Task statement:
Restate the entries below verbatim.

════════════════

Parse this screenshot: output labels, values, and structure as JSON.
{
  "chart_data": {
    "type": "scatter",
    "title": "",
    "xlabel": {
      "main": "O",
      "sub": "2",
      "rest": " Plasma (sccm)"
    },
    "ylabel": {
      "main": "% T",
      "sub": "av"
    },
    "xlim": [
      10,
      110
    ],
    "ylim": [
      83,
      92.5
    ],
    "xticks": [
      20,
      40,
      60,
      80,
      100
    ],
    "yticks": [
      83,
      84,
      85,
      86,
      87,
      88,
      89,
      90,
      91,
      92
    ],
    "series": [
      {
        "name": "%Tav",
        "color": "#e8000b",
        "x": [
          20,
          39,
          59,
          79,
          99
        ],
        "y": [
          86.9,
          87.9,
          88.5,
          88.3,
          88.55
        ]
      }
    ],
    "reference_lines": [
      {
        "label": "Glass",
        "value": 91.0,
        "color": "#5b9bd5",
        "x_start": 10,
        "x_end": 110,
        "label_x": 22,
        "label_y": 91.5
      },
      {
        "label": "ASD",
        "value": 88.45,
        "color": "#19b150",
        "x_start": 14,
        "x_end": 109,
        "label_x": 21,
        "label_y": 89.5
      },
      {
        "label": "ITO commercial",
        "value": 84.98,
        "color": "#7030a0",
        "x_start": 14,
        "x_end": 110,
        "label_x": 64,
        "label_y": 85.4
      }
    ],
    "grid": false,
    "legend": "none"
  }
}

════════════════

Problem solution:
Parse this screenshot: output labels, values, and structure as JSON.
{
  "chart_data": {
    "type": "scatter",
    "title": "",
    "xlabel": {
      "main": "O",
      "sub": "2",
      "rest": " Plasma (sccm)"
    },
    "ylabel": {
      "main": "% T",
      "sub": "av"
    },
    "xlim": [
      10,
      110
    ],
    "ylim": [
      83,
      92.5
    ],
    "xticks": [
      20,
      40,
      60,
      80,
      100
    ],
    "yticks": [
      83,
      84,
      85,
      86,
      87,
      88,
      89,
      90,
      91,
      92
    ],
    "series": [
      {
        "name": "%Tav",
        "color": "#e8000b",
        "x": [
          20,
          39,
          59,
          79,
          99
        ],
        "y": [
          86.9,
          87.9,
          88.5,
          88.3,
          88.55
        ]
      }
    ],
    "reference_lines": [
      {
        "label": "Glass",
        "value": 91.0,
        "color": "#5b9bd5",
        "x_start": 10,
        "x_end": 110,
        "label_x": 22,
        "label_y": 91.5
      },
      {
        "label": "ASD",
        "value": 88.45,
        "color": "#19b150",
        "x_start": 14,
        "x_end": 109,
        "label_x": 21,
        "label_y": 89.5
      },
      {
        "label": "ITO commercial",
        "value": 84.98,
        "color": "#7030a0",
        "x_start": 14,
        "x_end": 110,
        "label_x": 64,
        "label_y": 85.4
      }
    ],
    "grid": false,
    "legend": "none"
  }
}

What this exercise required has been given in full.